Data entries

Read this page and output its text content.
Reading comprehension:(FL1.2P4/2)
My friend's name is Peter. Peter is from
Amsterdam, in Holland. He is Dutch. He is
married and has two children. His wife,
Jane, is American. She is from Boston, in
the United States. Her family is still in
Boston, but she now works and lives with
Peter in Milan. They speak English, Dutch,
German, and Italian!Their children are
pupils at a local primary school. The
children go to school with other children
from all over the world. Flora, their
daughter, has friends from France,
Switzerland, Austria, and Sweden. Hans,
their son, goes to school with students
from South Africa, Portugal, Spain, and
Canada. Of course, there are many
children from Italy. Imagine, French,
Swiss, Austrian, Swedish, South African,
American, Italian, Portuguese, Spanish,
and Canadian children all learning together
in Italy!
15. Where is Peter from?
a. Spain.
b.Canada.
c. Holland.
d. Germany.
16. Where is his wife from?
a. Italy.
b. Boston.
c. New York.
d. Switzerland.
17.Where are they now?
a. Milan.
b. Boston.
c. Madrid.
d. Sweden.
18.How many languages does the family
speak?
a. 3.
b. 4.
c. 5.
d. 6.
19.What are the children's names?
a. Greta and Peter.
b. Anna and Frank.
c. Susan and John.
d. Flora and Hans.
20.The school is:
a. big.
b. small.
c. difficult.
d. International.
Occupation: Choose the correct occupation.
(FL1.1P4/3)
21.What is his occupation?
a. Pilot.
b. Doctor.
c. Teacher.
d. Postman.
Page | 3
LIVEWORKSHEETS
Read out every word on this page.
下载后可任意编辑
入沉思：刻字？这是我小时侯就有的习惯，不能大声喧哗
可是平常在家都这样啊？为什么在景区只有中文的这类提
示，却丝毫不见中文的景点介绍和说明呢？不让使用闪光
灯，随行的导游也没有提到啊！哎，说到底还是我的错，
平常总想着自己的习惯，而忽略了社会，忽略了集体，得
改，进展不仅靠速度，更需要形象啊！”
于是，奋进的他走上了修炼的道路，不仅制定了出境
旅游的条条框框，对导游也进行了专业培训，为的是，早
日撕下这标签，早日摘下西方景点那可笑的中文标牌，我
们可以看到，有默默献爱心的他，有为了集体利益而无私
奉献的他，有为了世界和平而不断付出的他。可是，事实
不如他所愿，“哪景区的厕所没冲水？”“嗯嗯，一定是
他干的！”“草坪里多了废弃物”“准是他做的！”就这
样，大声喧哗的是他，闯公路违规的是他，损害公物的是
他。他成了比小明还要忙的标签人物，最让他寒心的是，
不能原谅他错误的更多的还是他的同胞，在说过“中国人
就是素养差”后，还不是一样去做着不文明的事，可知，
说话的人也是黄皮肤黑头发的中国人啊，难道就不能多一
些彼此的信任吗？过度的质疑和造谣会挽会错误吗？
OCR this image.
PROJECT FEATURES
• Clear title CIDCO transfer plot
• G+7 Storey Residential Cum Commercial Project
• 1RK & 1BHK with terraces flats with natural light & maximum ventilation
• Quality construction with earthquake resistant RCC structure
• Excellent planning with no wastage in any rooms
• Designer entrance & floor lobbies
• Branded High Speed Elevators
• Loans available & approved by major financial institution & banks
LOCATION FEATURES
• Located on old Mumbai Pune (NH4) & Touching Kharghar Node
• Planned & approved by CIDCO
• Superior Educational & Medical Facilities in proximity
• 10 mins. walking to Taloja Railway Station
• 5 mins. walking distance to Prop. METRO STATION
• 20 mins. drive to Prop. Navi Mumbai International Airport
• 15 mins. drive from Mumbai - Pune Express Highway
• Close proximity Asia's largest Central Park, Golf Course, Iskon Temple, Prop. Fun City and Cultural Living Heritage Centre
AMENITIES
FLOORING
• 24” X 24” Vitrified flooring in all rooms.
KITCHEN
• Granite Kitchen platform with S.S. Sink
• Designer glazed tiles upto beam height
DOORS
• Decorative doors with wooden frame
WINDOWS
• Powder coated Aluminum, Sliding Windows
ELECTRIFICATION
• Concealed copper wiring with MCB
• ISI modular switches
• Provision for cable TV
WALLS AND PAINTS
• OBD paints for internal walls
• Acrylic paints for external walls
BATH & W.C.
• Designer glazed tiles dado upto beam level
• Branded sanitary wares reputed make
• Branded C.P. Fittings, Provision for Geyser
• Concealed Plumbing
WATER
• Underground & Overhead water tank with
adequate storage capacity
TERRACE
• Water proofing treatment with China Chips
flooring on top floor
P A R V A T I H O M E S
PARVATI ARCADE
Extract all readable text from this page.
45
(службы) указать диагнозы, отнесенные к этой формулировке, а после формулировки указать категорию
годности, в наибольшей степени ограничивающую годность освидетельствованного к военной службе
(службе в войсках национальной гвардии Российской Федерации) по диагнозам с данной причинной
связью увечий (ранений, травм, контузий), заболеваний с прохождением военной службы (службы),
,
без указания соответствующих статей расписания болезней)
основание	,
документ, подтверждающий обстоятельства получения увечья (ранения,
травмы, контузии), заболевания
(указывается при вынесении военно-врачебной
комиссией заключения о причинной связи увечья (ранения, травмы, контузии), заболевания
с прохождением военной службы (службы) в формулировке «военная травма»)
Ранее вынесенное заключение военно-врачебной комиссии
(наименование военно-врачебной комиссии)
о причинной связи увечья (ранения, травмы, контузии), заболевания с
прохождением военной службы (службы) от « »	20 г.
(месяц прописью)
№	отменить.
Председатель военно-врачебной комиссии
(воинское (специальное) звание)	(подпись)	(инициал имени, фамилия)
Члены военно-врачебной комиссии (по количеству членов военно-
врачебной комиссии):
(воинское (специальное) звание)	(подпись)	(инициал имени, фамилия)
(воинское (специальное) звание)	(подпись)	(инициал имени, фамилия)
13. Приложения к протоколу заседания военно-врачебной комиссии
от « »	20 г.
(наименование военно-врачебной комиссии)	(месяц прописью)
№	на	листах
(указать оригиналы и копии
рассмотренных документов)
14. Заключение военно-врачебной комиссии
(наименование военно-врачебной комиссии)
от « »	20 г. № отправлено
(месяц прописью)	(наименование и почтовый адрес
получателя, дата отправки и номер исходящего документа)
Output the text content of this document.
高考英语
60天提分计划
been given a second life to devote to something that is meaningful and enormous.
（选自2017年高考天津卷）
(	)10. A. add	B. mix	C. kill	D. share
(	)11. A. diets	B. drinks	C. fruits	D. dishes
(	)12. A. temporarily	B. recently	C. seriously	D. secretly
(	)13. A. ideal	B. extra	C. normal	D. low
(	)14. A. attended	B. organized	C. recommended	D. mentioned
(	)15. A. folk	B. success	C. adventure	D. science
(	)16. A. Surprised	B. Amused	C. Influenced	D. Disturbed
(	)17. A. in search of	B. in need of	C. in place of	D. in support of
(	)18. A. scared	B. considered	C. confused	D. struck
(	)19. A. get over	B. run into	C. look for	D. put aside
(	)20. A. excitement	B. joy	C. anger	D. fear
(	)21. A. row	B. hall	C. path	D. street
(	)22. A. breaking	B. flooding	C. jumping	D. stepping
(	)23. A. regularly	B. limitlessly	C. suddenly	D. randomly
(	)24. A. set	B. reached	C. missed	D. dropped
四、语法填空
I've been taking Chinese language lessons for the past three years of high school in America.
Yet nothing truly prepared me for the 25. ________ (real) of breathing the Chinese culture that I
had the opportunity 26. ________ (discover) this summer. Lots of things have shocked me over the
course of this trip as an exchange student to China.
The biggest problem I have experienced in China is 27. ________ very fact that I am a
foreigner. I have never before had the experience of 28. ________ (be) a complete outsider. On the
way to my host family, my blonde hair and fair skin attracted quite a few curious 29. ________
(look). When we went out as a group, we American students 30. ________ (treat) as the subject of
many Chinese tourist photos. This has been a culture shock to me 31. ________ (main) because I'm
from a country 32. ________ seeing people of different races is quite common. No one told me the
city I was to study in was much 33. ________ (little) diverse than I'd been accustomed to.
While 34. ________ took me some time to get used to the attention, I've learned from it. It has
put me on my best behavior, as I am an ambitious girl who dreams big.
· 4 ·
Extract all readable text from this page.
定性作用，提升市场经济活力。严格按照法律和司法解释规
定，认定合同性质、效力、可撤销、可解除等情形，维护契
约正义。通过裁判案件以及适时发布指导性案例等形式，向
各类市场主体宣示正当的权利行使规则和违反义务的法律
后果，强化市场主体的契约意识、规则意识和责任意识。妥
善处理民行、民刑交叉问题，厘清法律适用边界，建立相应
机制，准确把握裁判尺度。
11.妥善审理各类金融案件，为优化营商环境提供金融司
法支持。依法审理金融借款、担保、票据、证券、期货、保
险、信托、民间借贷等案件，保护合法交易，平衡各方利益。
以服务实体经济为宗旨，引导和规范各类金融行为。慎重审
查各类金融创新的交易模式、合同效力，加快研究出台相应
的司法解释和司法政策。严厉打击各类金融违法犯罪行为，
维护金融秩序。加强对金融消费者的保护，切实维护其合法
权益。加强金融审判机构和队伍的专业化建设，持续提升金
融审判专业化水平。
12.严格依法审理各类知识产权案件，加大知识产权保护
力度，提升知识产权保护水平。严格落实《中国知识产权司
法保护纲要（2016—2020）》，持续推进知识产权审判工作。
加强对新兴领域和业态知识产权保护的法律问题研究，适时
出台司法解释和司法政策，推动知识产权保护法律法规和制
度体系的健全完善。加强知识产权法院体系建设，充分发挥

Instructions to follow: Look through the entries above and report each line where the string "травмы" occurs.

Output:
травмы, контузии), заболевания
комиссией заключения о причинной связи увечья (ранения, травмы, контузии), заболевания
о причинной связи увечья (ранения, травмы, контузии), заболевания с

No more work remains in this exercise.